Goal:
Repeat the material below exactly, with no pictures.

Items listed in a dataset:
· · ·

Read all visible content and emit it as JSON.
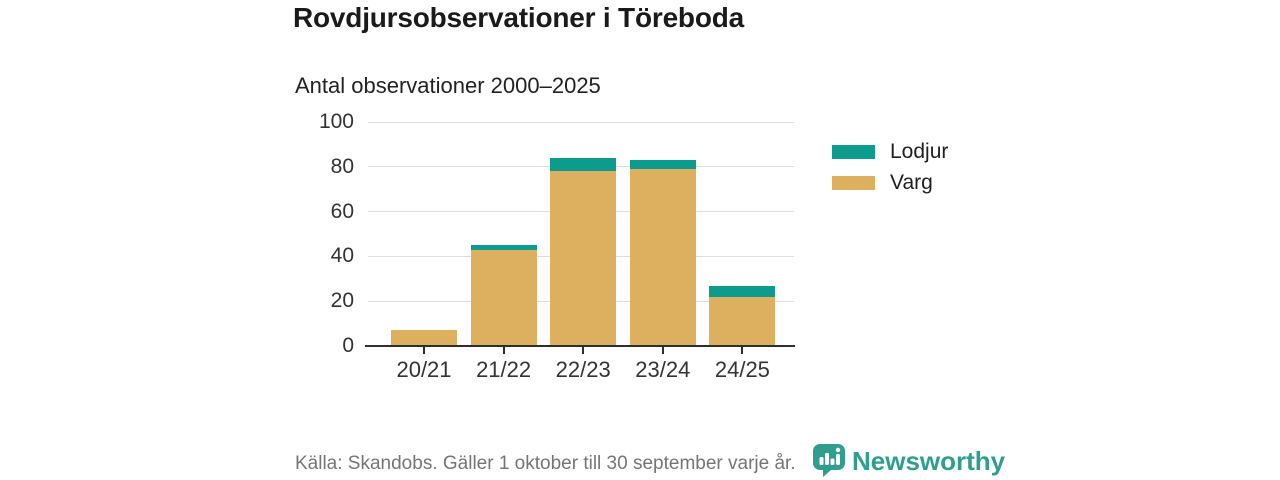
{
  "chart_data": {
    "type": "bar",
    "stacked": true,
    "title": "Rovdjursobservationer i Töreboda",
    "subtitle": "Antal observationer 2000–2025",
    "categories": [
      "20/21",
      "21/22",
      "22/23",
      "23/24",
      "24/25"
    ],
    "series": [
      {
        "name": "Lodjur",
        "color": "#0c9b8d",
        "values": [
          0,
          2,
          6,
          4,
          5
        ]
      },
      {
        "name": "Varg",
        "color": "#ddb05f",
        "values": [
          7,
          43,
          78,
          79,
          22
        ]
      }
    ],
    "xlabel": "",
    "ylabel": "",
    "ylim": [
      0,
      100
    ],
    "yticks": [
      0,
      20,
      40,
      60,
      80,
      100
    ],
    "grid": true,
    "legend_position": "right"
  },
  "footer": {
    "source": "Källa: Skandobs. Gäller 1 oktober till 30 september varje år.",
    "brand": "Newsworthy"
  },
  "colors": {
    "lodjur": "#0c9b8d",
    "varg": "#ddb05f",
    "brand_teal": "#2f9e8e",
    "gridline": "#dddddd",
    "axis": "#2e2e2e"
  }
}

· · ·

Finished task:
Read all visible content and emit it as JSON.
{
  "chart_data": {
    "type": "bar",
    "stacked": true,
    "title": "Rovdjursobservationer i Töreboda",
    "subtitle": "Antal observationer 2000–2025",
    "categories": [
      "20/21",
      "21/22",
      "22/23",
      "23/24",
      "24/25"
    ],
    "series": [
      {
        "name": "Lodjur",
        "color": "#0c9b8d",
        "values": [
          0,
          2,
          6,
          4,
          5
        ]
      },
      {
        "name": "Varg",
        "color": "#ddb05f",
        "values": [
          7,
          43,
          78,
          79,
          22
        ]
      }
    ],
    "xlabel": "",
    "ylabel": "",
    "ylim": [
      0,
      100
    ],
    "yticks": [
      0,
      20,
      40,
      60,
      80,
      100
    ],
    "grid": true,
    "legend_position": "right"
  },
  "footer": {
    "source": "Källa: Skandobs. Gäller 1 oktober till 30 september varje år.",
    "brand": "Newsworthy"
  },
  "colors": {
    "lodjur": "#0c9b8d",
    "varg": "#ddb05f",
    "brand_teal": "#2f9e8e",
    "gridline": "#dddddd",
    "axis": "#2e2e2e"
  }
}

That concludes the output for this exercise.